Exercise directions: Drop all images and give the records again exactly.

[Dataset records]
..........

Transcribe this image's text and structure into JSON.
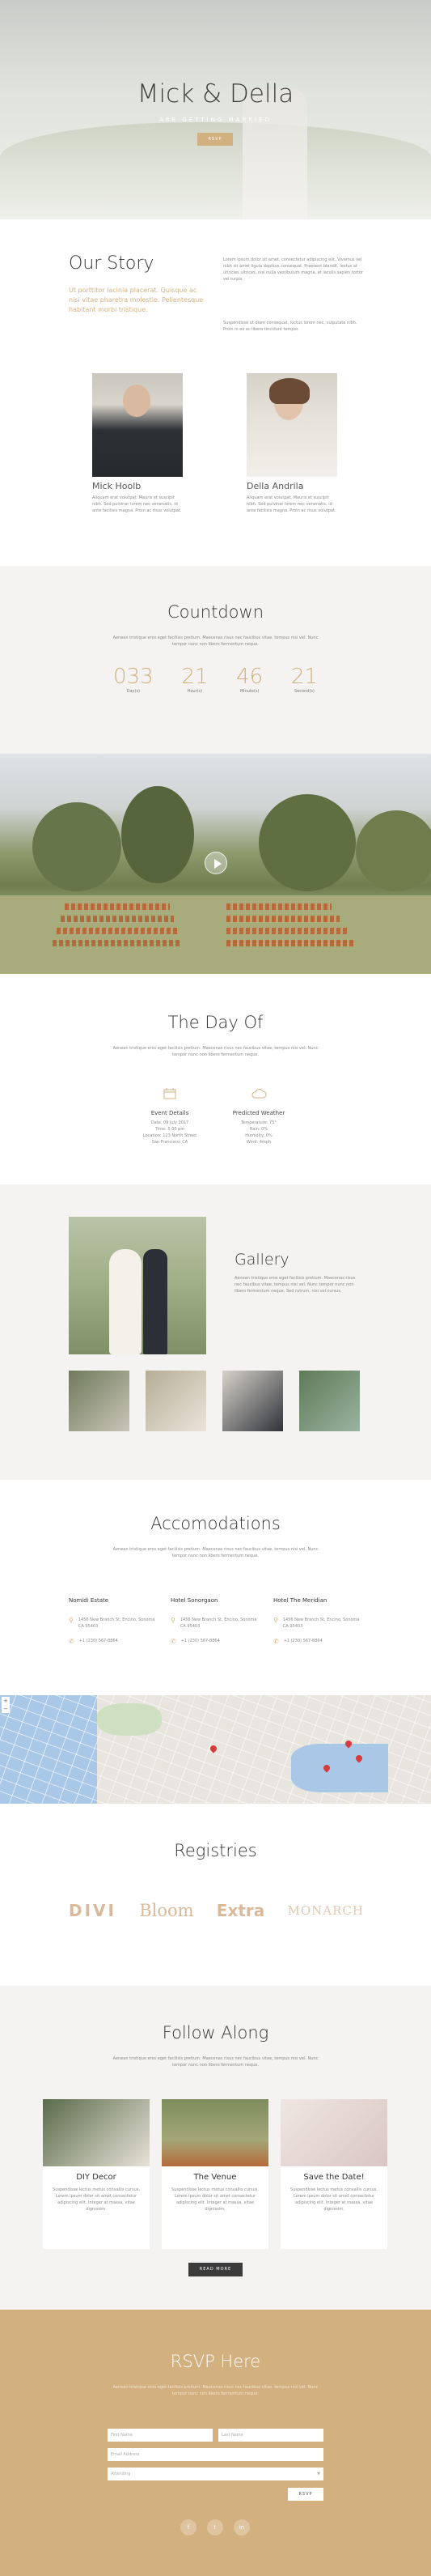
{
  "hero": {
    "title": "Mick & Della",
    "subtitle": "ARE GETTING MARRIED",
    "button": "RSVP"
  },
  "story": {
    "heading": "Our Story",
    "lead": "Ut porttitor lacinia placerat. Quisque ac nisi vitae pharetra molestie. Pellentesque habitant morbi tristique.",
    "body1": "Lorem ipsum dolor sit amet, consectetur adipiscing elit. Vivamus vel nibh sit amet ligula dapibus consequat. Praesent blandit, lectus at ultricies ultrices, nisi nulla vestibulum magna, et iaculis sapien tortor vel turpis.",
    "body2": "Suspendisse ut diam consequat, luctus lorem nec, vulputate nibh. Proin in ex ac libero tincidunt tempor.",
    "person1": {
      "name": "Mick Hoolb",
      "bio": "Aliquam erat volutpat. Mauris et suscipit nibh. Sed pulvinar lorem nec venenatis, id ante facilisis magna. Proin ac risus volutpat."
    },
    "person2": {
      "name": "Della Andrila",
      "bio": "Aliquam erat volutpat. Mauris et suscipit nibh. Sed pulvinar lorem nec venenatis, id ante facilisis magna. Proin ac risus volutpat."
    }
  },
  "countdown": {
    "heading": "Countdown",
    "intro": "Aenean tristique eros eget facilisis pretium. Maecenas risus nec faucibus vitae, tempus nisi vel. Nunc tempor nunc non libero fermentum neque.",
    "units": [
      {
        "value": "033",
        "label": "Day(s)"
      },
      {
        "value": "21",
        "label": "Hour(s)"
      },
      {
        "value": "46",
        "label": "Minute(s)"
      },
      {
        "value": "21",
        "label": "Second(s)"
      }
    ]
  },
  "dayof": {
    "heading": "The Day Of",
    "intro": "Aenean tristique eros eget facilisis pretium. Maecenas risus nec faucibus vitae, tempus nisi vel. Nunc tempor nunc non libero fermentum neque.",
    "event": {
      "title": "Event Details",
      "lines": [
        "Date: 09 July 2017",
        "Time: 5:00 pm",
        "Location: 123 North Street",
        "San Francisco, CA"
      ]
    },
    "weather": {
      "title": "Predicted Weather",
      "lines": [
        "Temperature: 75°",
        "Rain: 0%",
        "Humidity: 0%",
        "Wind: 4mph"
      ]
    }
  },
  "gallery": {
    "heading": "Gallery",
    "text": "Aenean tristique eros eget facilisis pretium. Maecenas risus nec faucibus vitae, tempus nisi vel. Nunc tempor nunc non libero fermentum neque. Sed rutrum, nisi vel cursus."
  },
  "accom": {
    "heading": "Accomodations",
    "intro": "Aenean tristique eros eget facilisis pretium. Maecenas risus nec faucibus vitae, tempus nisi vel. Nunc tempor nunc non libero fermentum neque.",
    "hotels": [
      {
        "name": "Nomidi Estate",
        "address": "1456 New Branch St, Encino, Sonoma CA 95403",
        "phone": "+1 (230) 567-8864"
      },
      {
        "name": "Hotel Sonorgaon",
        "address": "1456 New Branch St, Encino, Sonoma CA 95403",
        "phone": "+1 (230) 567-8864"
      },
      {
        "name": "Hotel The Meridian",
        "address": "1456 New Branch St, Encino, Sonoma CA 95403",
        "phone": "+1 (230) 567-8864"
      }
    ]
  },
  "registries": {
    "heading": "Registries",
    "logos": [
      "DIVI",
      "Bloom",
      "Extra",
      "MONARCH"
    ]
  },
  "follow": {
    "heading": "Follow Along",
    "intro": "Aenean tristique eros eget facilisis pretium. Maecenas risus nec faucibus vitae, tempus nisi vel. Nunc tempor nunc non libero fermentum neque.",
    "cards": [
      {
        "title": "DIY Decor",
        "text": "Suspendisse lectus metus convallis cursus. Lorem ipsum dolor sit amet consectetur adipiscing elit. Integer at massa, vitae dignissim."
      },
      {
        "title": "The Venue",
        "text": "Suspendisse lectus metus convallis cursus. Lorem ipsum dolor sit amet consectetur adipiscing elit. Integer at massa, vitae dignissim."
      },
      {
        "title": "Save the Date!",
        "text": "Suspendisse lectus metus convallis cursus. Lorem ipsum dolor sit amet consectetur adipiscing elit. Integer at massa, vitae dignissim."
      }
    ],
    "button": "READ MORE"
  },
  "rsvp": {
    "heading": "RSVP Here",
    "intro": "Aenean tristique eros eget facilisis pretium. Maecenas risus nec faucibus vitae, tempus nisi vel. Nunc tempor nunc non libero fermentum neque.",
    "first_name": "First Name",
    "last_name": "Last Name",
    "email": "Email Address",
    "attending": "Attending",
    "submit": "RSVP",
    "social": [
      "f",
      "t",
      "in"
    ]
  },
  "map": {
    "zoom_plus": "+",
    "zoom_minus": "−",
    "map_label": "Map"
  },
  "colors": {
    "accent": "#d3b07f",
    "dark": "#333333",
    "light_bg": "#f4f3f2"
  }
}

..........

Response:
Transcribe this image's text and structure into JSON.
{
  "hero": {
    "title": "Mick & Della",
    "subtitle": "ARE GETTING MARRIED",
    "button": "RSVP"
  },
  "story": {
    "heading": "Our Story",
    "lead": "Ut porttitor lacinia placerat. Quisque ac nisi vitae pharetra molestie. Pellentesque habitant morbi tristique.",
    "body1": "Lorem ipsum dolor sit amet, consectetur adipiscing elit. Vivamus vel nibh sit amet ligula dapibus consequat. Praesent blandit, lectus at ultricies ultrices, nisi nulla vestibulum magna, et iaculis sapien tortor vel turpis.",
    "body2": "Suspendisse ut diam consequat, luctus lorem nec, vulputate nibh. Proin in ex ac libero tincidunt tempor.",
    "person1": {
      "name": "Mick Hoolb",
      "bio": "Aliquam erat volutpat. Mauris et suscipit nibh. Sed pulvinar lorem nec venenatis, id ante facilisis magna. Proin ac risus volutpat."
    },
    "person2": {
      "name": "Della Andrila",
      "bio": "Aliquam erat volutpat. Mauris et suscipit nibh. Sed pulvinar lorem nec venenatis, id ante facilisis magna. Proin ac risus volutpat."
    }
  },
  "countdown": {
    "heading": "Countdown",
    "intro": "Aenean tristique eros eget facilisis pretium. Maecenas risus nec faucibus vitae, tempus nisi vel. Nunc tempor nunc non libero fermentum neque.",
    "units": [
      {
        "value": "033",
        "label": "Day(s)"
      },
      {
        "value": "21",
        "label": "Hour(s)"
      },
      {
        "value": "46",
        "label": "Minute(s)"
      },
      {
        "value": "21",
        "label": "Second(s)"
      }
    ]
  },
  "dayof": {
    "heading": "The Day Of",
    "intro": "Aenean tristique eros eget facilisis pretium. Maecenas risus nec faucibus vitae, tempus nisi vel. Nunc tempor nunc non libero fermentum neque.",
    "event": {
      "title": "Event Details",
      "lines": [
        "Date: 09 July 2017",
        "Time: 5:00 pm",
        "Location: 123 North Street",
        "San Francisco, CA"
      ]
    },
    "weather": {
      "title": "Predicted Weather",
      "lines": [
        "Temperature: 75°",
        "Rain: 0%",
        "Humidity: 0%",
        "Wind: 4mph"
      ]
    }
  },
  "gallery": {
    "heading": "Gallery",
    "text": "Aenean tristique eros eget facilisis pretium. Maecenas risus nec faucibus vitae, tempus nisi vel. Nunc tempor nunc non libero fermentum neque. Sed rutrum, nisi vel cursus."
  },
  "accom": {
    "heading": "Accomodations",
    "intro": "Aenean tristique eros eget facilisis pretium. Maecenas risus nec faucibus vitae, tempus nisi vel. Nunc tempor nunc non libero fermentum neque.",
    "hotels": [
      {
        "name": "Nomidi Estate",
        "address": "1456 New Branch St, Encino, Sonoma CA 95403",
        "phone": "+1 (230) 567-8864"
      },
      {
        "name": "Hotel Sonorgaon",
        "address": "1456 New Branch St, Encino, Sonoma CA 95403",
        "phone": "+1 (230) 567-8864"
      },
      {
        "name": "Hotel The Meridian",
        "address": "1456 New Branch St, Encino, Sonoma CA 95403",
        "phone": "+1 (230) 567-8864"
      }
    ]
  },
  "registries": {
    "heading": "Registries",
    "logos": [
      "DIVI",
      "Bloom",
      "Extra",
      "MONARCH"
    ]
  },
  "follow": {
    "heading": "Follow Along",
    "intro": "Aenean tristique eros eget facilisis pretium. Maecenas risus nec faucibus vitae, tempus nisi vel. Nunc tempor nunc non libero fermentum neque.",
    "cards": [
      {
        "title": "DIY Decor",
        "text": "Suspendisse lectus metus convallis cursus. Lorem ipsum dolor sit amet consectetur adipiscing elit. Integer at massa, vitae dignissim."
      },
      {
        "title": "The Venue",
        "text": "Suspendisse lectus metus convallis cursus. Lorem ipsum dolor sit amet consectetur adipiscing elit. Integer at massa, vitae dignissim."
      },
      {
        "title": "Save the Date!",
        "text": "Suspendisse lectus metus convallis cursus. Lorem ipsum dolor sit amet consectetur adipiscing elit. Integer at massa, vitae dignissim."
      }
    ],
    "button": "READ MORE"
  },
  "rsvp": {
    "heading": "RSVP Here",
    "intro": "Aenean tristique eros eget facilisis pretium. Maecenas risus nec faucibus vitae, tempus nisi vel. Nunc tempor nunc non libero fermentum neque.",
    "first_name": "First Name",
    "last_name": "Last Name",
    "email": "Email Address",
    "attending": "Attending",
    "submit": "RSVP",
    "social": [
      "f",
      "t",
      "in"
    ]
  },
  "map": {
    "zoom_plus": "+",
    "zoom_minus": "−",
    "map_label": "Map"
  },
  "colors": {
    "accent": "#d3b07f",
    "dark": "#333333",
    "light_bg": "#f4f3f2"
  }
}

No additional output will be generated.